● WHAT IS REQUIRED
Search the records for the string "mmHg", then copy each line where it appears.

+++++

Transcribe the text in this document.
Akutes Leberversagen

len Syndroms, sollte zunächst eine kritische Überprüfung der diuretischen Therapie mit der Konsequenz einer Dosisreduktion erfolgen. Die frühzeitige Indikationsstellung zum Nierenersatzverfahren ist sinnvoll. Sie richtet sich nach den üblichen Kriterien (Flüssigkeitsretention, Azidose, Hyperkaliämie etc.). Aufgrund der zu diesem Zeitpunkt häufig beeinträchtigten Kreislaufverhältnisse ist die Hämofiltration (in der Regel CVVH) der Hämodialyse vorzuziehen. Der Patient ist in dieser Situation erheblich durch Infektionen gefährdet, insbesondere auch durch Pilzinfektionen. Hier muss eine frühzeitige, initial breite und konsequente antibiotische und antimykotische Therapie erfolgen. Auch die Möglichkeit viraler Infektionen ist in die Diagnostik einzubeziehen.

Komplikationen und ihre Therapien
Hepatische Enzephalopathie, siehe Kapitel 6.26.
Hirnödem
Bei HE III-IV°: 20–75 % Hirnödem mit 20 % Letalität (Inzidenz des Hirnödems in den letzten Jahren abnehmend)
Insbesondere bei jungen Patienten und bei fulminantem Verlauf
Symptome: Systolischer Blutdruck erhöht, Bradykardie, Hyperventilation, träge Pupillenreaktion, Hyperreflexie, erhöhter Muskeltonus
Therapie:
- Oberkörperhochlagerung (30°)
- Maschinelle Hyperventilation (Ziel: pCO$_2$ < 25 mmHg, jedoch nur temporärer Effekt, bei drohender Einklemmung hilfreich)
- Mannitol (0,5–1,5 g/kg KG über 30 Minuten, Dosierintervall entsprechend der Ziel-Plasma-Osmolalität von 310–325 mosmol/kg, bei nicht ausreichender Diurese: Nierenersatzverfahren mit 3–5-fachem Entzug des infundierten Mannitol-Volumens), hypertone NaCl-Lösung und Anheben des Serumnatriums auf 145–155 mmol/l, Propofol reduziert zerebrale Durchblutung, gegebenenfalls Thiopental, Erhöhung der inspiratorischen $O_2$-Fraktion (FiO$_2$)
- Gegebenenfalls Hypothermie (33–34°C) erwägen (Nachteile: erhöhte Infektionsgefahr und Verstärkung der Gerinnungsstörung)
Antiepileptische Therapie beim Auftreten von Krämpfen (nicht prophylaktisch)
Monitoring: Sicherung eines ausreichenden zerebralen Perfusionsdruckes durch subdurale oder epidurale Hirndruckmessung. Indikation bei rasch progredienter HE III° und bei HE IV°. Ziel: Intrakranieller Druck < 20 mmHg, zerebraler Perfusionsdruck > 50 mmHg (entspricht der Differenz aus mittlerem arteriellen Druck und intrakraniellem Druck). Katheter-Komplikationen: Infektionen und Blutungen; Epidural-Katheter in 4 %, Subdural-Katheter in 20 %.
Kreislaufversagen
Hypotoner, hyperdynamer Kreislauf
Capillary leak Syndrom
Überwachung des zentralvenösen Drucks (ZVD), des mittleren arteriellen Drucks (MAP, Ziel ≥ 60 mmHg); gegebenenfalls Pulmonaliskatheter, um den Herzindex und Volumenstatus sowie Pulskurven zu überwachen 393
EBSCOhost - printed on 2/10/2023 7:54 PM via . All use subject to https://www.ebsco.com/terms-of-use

+++++

● EXERCISE SOLUTION
- Maschinelle Hyperventilation (Ziel: pCO$_2$ < 25 mmHg, jedoch nur temporärer Effekt, bei drohender Einklemmung hilfreich)
Monitoring: Sicherung eines ausreichenden zerebralen Perfusionsdruckes durch subdurale oder epidurale Hirndruckmessung. Indikation bei rasch progredienter HE III° und bei HE IV°. Ziel: Intrakranieller Druck < 20 mmHg, zerebraler Perfusionsdruck > 50 mmHg (entspricht der Differenz aus mittlerem arteriellen Druck und intrakraniellem Druck). Katheter-Komplikationen: Infektionen und Blutungen; Epidural-Katheter in 4 %, Subdural-Katheter in 20 %.
Überwachung des zentralvenösen Drucks (ZVD), des mittleren arteriellen Drucks (MAP, Ziel ≥ 60 mmHg); gegebenenfalls Pulmonaliskatheter, um den Herzindex und Volumenstatus sowie Pulskurven zu überwachen 393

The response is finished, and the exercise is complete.